• Goal: Scan the entries below for the word "Existing". Copy each line that has it.

....

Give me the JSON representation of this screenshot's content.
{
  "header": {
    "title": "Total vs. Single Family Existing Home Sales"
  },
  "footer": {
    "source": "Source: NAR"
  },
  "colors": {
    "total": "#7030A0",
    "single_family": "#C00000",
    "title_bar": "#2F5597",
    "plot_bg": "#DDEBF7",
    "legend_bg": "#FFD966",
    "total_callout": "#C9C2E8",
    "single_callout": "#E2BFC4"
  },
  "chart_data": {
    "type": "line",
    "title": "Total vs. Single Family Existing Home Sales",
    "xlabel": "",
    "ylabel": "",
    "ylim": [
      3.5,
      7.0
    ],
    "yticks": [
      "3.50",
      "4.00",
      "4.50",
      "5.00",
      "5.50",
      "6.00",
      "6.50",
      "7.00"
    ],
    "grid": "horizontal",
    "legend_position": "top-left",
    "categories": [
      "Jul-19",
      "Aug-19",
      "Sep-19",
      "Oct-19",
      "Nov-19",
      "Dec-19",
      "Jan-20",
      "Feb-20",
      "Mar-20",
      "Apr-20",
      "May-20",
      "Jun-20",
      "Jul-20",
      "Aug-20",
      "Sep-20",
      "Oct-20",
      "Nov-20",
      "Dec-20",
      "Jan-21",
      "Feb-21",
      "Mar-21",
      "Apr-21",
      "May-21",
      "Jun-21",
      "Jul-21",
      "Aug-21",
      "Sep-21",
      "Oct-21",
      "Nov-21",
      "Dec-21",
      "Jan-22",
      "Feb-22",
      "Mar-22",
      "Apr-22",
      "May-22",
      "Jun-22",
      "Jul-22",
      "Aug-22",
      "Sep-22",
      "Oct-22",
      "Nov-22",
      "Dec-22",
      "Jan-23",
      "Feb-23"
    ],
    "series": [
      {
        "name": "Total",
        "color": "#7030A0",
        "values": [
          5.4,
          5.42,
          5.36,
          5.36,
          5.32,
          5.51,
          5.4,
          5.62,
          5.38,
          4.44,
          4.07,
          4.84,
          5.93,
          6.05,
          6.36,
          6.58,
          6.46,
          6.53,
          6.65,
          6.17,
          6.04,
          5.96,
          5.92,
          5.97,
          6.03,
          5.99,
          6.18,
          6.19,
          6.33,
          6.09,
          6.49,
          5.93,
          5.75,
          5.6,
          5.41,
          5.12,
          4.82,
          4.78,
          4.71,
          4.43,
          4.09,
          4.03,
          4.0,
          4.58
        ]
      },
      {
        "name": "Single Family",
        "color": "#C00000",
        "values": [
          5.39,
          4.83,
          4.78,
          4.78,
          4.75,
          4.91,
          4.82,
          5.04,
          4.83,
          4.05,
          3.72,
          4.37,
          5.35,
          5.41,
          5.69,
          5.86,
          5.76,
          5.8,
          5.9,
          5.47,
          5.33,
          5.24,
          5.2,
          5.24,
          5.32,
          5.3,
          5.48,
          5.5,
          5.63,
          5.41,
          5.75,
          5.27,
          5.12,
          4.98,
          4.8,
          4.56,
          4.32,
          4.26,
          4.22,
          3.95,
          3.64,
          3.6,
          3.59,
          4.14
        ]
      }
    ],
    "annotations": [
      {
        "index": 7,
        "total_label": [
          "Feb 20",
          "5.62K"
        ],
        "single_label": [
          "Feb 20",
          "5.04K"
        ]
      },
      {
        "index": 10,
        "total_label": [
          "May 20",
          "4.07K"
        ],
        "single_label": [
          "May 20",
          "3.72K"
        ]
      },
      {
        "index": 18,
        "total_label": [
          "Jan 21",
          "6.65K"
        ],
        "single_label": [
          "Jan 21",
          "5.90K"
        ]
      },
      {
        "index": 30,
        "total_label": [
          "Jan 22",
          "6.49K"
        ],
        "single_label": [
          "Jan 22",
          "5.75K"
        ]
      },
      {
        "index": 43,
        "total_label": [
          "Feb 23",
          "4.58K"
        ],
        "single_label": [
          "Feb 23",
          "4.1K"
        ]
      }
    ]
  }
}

....

• Task solution:
    "title": "Total vs. Single Family Existing Home Sales"
    "title": "Total vs. Single Family Existing Home Sales",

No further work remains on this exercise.